**DOCUMENT PASSAGE:**
===

# TSD in St. Louis MO.?



## buddhadragon (Mar 27, 2005)

HELP!  Ive been in the St Louis area for 6 months and I cant find any TSD schools.   I started TSD late in life, Im 52 and Im a 2nd gup.  I was taking my traing in MI.  Im at the point of learning a different art, leaning towards Chinese.  But I sure would like to continue TSD.


----------



## zac_duncan (Apr 5, 2005)

Hi Buddhadragon,  I train in Hapkido here in St. Louis and one of my instructors knows a lot of people in the MA community locally. I will gladly ask him for some names of schools. 


Good luck in your search. 

-zac


----------



## buddhadragon (Apr 6, 2005)

zac_duncan said:
			
		

> Hi Buddhadragon, I train in Hapkido here in St. Louis and one of my instructors knows a lot of people in the MA community locally. I will gladly ask him for some names of schools.
> 
> 
> Good luck in your search.
> ...


Thanks zac..I enrolled in a WuHsing Gung Fu school in the loop.  My first class was yesterday..it was GREAT!  I dont forsee leaving there though I enrolled for one month to check it out.  But if you find out anything please pass it along.  *hummm..pondering the idea of training in two styles at once*


----------



## Master Jay S. Penfil (Jun 1, 2006)

I know that this is an old thread, but my #1 student has recently moved to a small town outside of St. Louis (Plano, MO). He is close to testing for his 4th degree black belt under me, and he is awesome in all areas of training.

If you are interested in meeting with him, contact me and I will put you in touch.


Yours in Tang Soo Do,


Master Jay S. Penfil


TANG SOO!!!


----------



## matt.m (Jun 1, 2006)

Good job finding a school.  However, if you ever want to look into Tae kwon Do and Hapkido I train at Moo Sul Kwan - Tae Kwon Do Karate Club on Gravois.
http://www.moosulkwan.com

By the way, I would like to know more about TSD.  It has always sounded very interesting.  I know it has to be different than hapkido and tae kwon do in its own respect.


----------

===

**GIVEN INFORMATION:**
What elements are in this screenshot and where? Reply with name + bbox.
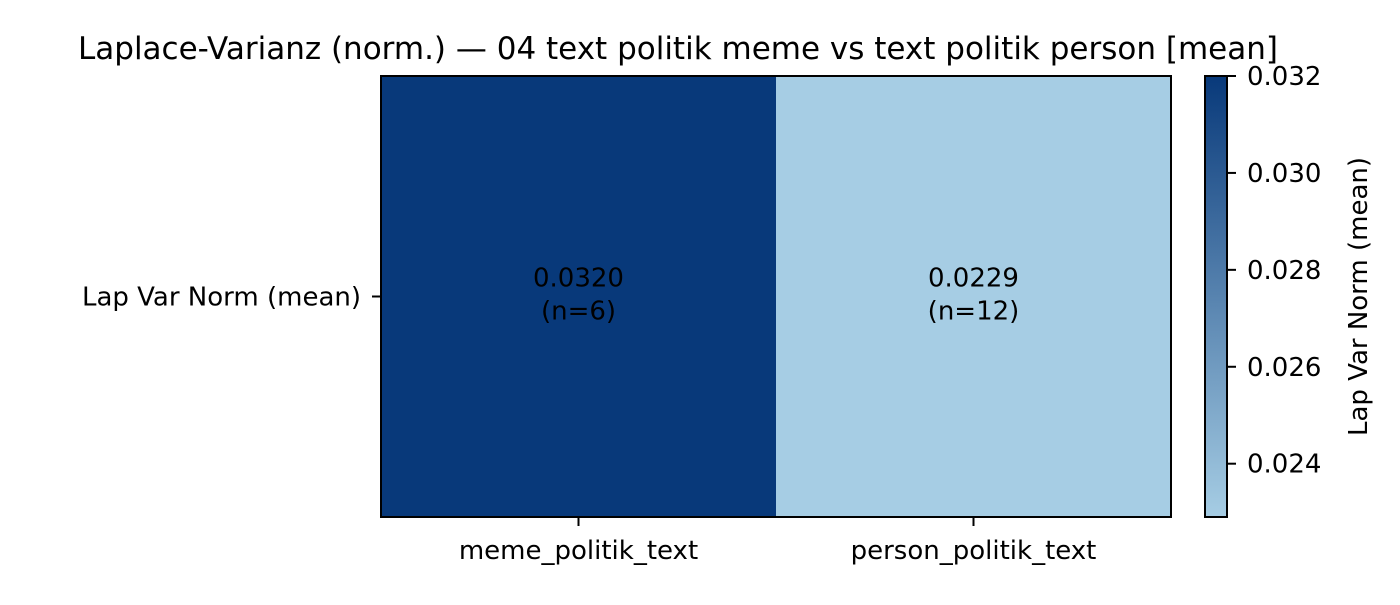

===

**TASK BRIEF:** Set down the passage of the forum thread above, starting at "# TSD in St." and ending at "(Apr 5, 2005)".

**WRITTEN ANSWER:**
# TSD in St. Louis MO.?



## buddhadragon (Mar 27, 2005)

HELP!  Ive been in the St Louis area for 6 months and I cant find any TSD schools.   I started TSD late in life, Im 52 and Im a 2nd gup.  I was taking my traing in MI.  Im at the point of learning a different art, leaning towards Chinese.  But I sure would like to continue TSD.


----------



## zac_duncan (Apr 5, 2005)